- Problem statement
Below are the records; pull every line that includes "color".

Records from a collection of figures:
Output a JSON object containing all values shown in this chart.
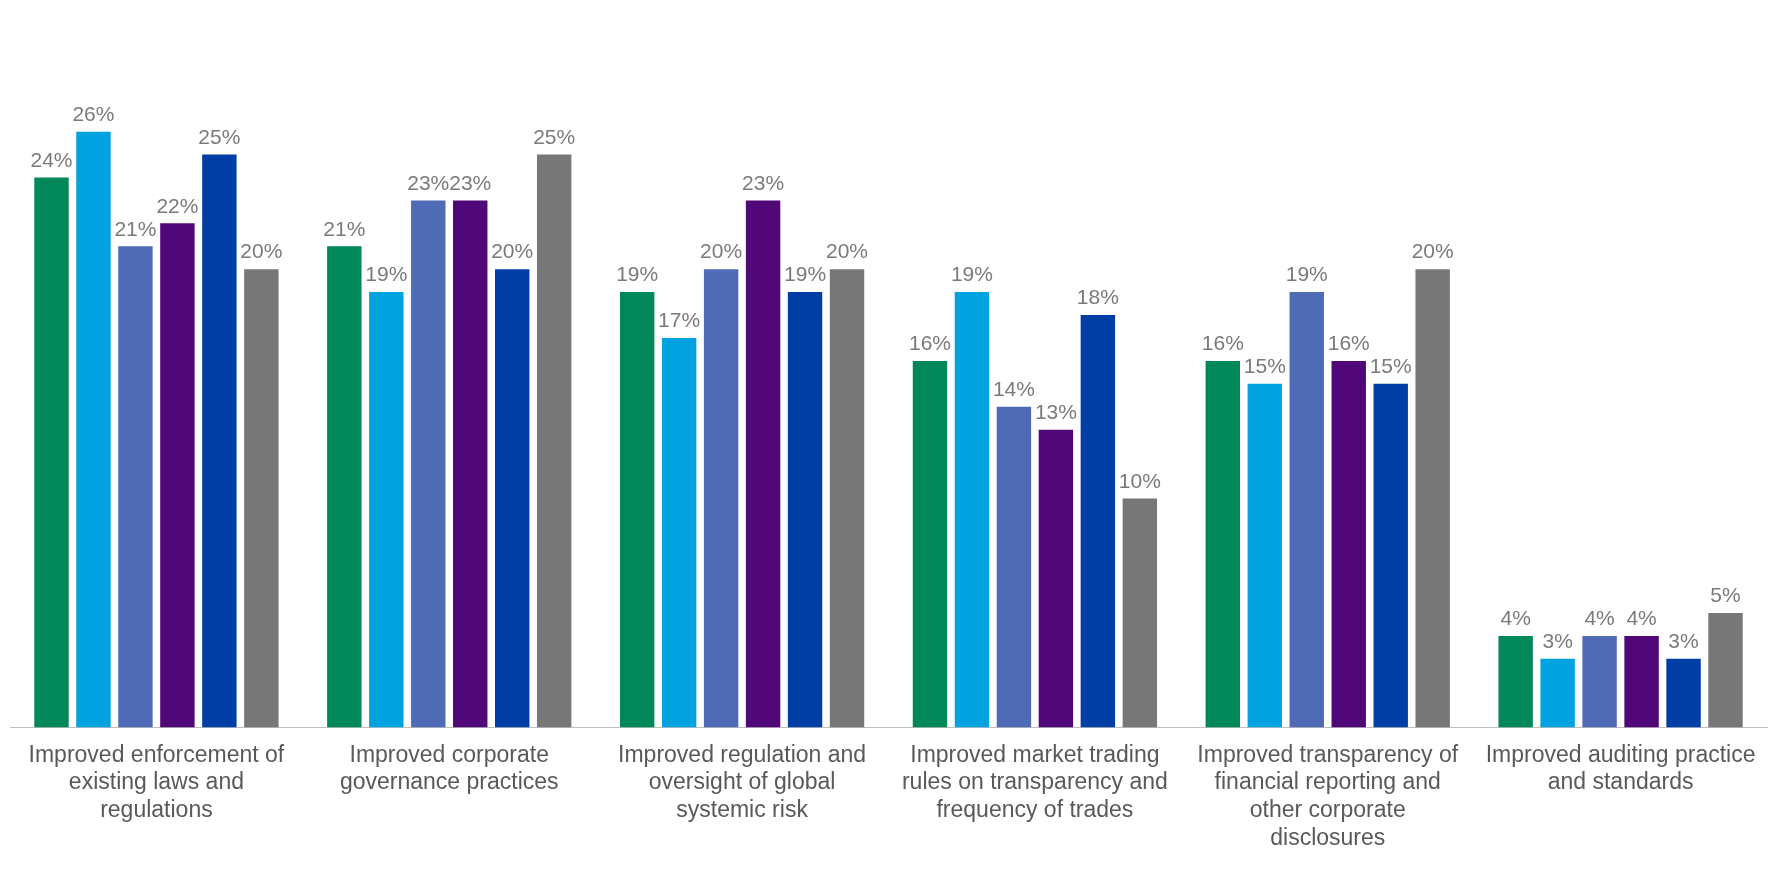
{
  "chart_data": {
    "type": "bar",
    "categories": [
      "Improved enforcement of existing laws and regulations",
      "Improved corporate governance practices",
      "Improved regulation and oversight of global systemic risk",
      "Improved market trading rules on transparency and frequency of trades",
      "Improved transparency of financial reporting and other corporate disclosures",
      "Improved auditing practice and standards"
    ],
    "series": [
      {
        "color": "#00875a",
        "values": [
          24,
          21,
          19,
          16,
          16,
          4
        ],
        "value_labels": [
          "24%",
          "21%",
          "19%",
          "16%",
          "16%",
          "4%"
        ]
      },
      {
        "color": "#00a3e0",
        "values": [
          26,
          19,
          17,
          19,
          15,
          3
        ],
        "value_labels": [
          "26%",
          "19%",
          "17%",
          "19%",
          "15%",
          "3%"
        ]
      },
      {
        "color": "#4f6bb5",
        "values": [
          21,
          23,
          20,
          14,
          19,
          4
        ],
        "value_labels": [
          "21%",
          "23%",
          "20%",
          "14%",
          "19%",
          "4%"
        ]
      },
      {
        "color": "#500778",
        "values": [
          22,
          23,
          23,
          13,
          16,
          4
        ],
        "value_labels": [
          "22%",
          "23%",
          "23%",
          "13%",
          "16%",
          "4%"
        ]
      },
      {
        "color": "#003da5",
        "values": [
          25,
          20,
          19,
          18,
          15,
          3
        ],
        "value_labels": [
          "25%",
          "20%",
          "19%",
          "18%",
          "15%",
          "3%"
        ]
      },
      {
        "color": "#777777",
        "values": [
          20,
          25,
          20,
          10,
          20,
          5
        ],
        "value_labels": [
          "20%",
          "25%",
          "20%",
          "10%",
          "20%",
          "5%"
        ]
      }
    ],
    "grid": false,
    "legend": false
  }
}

- Worked answer
        "color": "#00875a",
        "color": "#00a3e0",
        "color": "#4f6bb5",
        "color": "#500778",
        "color": "#003da5",
        "color": "#777777",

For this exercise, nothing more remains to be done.